╔══

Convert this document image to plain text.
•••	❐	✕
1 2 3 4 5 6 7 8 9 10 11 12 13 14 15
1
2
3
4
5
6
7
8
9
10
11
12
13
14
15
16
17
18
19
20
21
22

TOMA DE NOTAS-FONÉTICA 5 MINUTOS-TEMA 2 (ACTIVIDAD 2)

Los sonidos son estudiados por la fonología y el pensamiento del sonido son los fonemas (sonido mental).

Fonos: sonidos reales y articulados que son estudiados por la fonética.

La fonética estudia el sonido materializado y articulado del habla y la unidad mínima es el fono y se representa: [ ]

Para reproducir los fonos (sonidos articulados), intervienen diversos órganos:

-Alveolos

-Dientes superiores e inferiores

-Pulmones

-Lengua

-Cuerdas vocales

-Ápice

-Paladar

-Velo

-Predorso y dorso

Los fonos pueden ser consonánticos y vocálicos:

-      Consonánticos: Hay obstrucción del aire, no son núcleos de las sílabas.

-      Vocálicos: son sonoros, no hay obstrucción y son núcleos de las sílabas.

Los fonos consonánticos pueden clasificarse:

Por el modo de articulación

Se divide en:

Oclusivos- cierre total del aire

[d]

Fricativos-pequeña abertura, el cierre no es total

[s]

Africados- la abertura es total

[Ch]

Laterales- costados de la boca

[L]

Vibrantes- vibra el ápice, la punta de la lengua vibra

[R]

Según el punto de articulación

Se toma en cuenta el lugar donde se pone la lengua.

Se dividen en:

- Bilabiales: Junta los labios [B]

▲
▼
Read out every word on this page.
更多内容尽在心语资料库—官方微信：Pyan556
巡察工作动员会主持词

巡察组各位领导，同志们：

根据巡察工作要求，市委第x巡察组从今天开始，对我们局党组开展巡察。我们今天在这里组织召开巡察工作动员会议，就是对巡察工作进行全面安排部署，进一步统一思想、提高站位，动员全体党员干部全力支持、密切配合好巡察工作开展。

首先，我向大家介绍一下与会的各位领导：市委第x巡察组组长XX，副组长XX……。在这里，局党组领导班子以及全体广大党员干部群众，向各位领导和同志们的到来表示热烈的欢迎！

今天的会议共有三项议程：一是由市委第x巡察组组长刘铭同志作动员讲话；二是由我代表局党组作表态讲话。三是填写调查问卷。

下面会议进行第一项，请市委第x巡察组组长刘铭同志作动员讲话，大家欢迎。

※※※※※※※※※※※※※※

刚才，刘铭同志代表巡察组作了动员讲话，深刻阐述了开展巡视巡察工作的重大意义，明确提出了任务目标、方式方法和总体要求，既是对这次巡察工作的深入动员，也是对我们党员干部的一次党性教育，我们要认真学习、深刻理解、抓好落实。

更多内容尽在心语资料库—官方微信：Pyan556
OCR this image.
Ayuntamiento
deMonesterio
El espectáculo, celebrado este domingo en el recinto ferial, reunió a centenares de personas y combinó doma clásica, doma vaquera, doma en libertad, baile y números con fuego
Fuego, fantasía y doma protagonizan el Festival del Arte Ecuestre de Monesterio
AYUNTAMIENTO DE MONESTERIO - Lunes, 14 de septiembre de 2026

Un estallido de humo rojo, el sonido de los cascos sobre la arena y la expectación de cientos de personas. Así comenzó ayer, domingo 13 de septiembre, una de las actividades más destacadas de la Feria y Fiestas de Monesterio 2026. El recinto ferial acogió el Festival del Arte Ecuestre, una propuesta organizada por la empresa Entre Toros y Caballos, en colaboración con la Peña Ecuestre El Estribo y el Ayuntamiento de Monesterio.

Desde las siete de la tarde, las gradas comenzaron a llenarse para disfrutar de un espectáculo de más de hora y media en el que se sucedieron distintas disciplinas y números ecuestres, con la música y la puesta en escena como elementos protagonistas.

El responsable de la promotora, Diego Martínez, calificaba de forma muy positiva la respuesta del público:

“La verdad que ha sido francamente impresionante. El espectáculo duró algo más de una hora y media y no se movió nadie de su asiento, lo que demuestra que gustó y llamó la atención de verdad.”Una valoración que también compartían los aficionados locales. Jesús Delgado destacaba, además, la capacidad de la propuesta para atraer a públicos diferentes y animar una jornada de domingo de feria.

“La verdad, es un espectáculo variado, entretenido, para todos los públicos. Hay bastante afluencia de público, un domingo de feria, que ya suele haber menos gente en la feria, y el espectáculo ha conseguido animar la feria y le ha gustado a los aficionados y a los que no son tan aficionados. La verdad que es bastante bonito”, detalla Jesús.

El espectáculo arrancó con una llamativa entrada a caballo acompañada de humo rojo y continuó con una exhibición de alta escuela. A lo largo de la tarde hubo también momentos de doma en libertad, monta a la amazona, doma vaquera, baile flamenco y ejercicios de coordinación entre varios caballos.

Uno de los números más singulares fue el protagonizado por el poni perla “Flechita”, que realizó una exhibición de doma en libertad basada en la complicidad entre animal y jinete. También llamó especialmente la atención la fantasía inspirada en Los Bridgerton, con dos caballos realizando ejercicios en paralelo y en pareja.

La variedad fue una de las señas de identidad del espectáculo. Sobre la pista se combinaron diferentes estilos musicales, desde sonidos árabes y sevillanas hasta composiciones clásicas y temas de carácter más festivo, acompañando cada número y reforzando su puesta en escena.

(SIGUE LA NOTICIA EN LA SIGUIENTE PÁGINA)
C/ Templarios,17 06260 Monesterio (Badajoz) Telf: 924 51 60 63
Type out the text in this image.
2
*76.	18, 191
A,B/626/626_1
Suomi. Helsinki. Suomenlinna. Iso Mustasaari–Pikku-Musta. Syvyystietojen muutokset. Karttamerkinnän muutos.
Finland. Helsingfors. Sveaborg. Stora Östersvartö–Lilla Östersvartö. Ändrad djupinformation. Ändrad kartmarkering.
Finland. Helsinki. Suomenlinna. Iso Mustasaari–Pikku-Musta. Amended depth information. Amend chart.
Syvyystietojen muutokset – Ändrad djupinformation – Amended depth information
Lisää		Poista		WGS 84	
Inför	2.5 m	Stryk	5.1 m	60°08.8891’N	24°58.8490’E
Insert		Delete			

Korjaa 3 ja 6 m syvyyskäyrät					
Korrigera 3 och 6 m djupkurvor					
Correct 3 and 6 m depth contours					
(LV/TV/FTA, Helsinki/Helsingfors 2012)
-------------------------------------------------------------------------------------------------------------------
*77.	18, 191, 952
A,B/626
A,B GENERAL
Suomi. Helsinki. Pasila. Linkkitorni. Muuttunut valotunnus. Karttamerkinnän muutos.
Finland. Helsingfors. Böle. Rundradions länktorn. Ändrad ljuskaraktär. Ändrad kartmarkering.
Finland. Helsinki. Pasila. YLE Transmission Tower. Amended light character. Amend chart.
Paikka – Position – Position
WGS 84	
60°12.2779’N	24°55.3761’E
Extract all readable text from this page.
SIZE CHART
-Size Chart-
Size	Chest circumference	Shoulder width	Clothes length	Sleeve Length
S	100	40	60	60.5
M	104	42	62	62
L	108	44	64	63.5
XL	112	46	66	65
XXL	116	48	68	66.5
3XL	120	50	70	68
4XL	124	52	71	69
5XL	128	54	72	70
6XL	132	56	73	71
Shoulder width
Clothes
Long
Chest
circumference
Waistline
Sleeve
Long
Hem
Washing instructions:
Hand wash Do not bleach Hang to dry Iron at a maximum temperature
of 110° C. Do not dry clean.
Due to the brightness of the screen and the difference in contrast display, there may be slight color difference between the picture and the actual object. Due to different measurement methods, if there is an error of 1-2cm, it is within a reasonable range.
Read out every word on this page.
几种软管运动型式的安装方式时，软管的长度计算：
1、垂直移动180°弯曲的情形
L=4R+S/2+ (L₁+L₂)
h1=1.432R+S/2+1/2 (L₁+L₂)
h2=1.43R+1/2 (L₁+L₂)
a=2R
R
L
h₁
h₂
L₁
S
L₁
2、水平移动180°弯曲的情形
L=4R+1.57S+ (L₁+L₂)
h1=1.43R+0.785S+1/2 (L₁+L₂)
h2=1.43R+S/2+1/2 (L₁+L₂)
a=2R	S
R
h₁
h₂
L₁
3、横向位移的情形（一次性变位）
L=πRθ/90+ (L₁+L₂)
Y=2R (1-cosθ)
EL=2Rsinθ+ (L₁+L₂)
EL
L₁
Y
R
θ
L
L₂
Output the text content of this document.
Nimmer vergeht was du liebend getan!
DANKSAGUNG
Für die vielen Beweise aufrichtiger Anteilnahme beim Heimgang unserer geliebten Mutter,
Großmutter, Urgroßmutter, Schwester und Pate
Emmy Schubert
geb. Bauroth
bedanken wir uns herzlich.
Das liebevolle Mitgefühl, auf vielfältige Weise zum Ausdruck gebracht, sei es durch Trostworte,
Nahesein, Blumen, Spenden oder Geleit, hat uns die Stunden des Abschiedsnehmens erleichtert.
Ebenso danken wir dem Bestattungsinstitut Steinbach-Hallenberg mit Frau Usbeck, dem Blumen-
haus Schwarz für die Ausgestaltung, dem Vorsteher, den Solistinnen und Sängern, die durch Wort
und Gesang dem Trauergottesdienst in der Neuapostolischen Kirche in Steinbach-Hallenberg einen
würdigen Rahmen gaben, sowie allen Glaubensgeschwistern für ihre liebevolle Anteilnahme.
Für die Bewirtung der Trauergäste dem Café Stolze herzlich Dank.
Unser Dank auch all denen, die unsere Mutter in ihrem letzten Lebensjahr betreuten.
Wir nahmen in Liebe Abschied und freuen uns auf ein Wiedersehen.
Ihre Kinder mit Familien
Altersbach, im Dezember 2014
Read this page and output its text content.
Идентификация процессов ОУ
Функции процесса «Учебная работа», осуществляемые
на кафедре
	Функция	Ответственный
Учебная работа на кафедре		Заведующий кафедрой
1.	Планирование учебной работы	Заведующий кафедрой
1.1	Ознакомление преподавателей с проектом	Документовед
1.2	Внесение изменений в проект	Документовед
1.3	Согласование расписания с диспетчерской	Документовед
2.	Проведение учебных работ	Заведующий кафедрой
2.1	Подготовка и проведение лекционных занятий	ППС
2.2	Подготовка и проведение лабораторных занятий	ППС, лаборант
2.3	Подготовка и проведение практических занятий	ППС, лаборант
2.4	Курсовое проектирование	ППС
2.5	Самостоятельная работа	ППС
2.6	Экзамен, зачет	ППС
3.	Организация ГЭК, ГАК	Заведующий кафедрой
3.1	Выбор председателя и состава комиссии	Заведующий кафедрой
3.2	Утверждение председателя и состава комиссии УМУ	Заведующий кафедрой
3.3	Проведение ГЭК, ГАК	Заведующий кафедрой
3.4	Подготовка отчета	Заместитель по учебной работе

╚══

**What you have to do**
Looking at the records above, count the lines where the word "text" appears. State only the number.

**Written solution**
5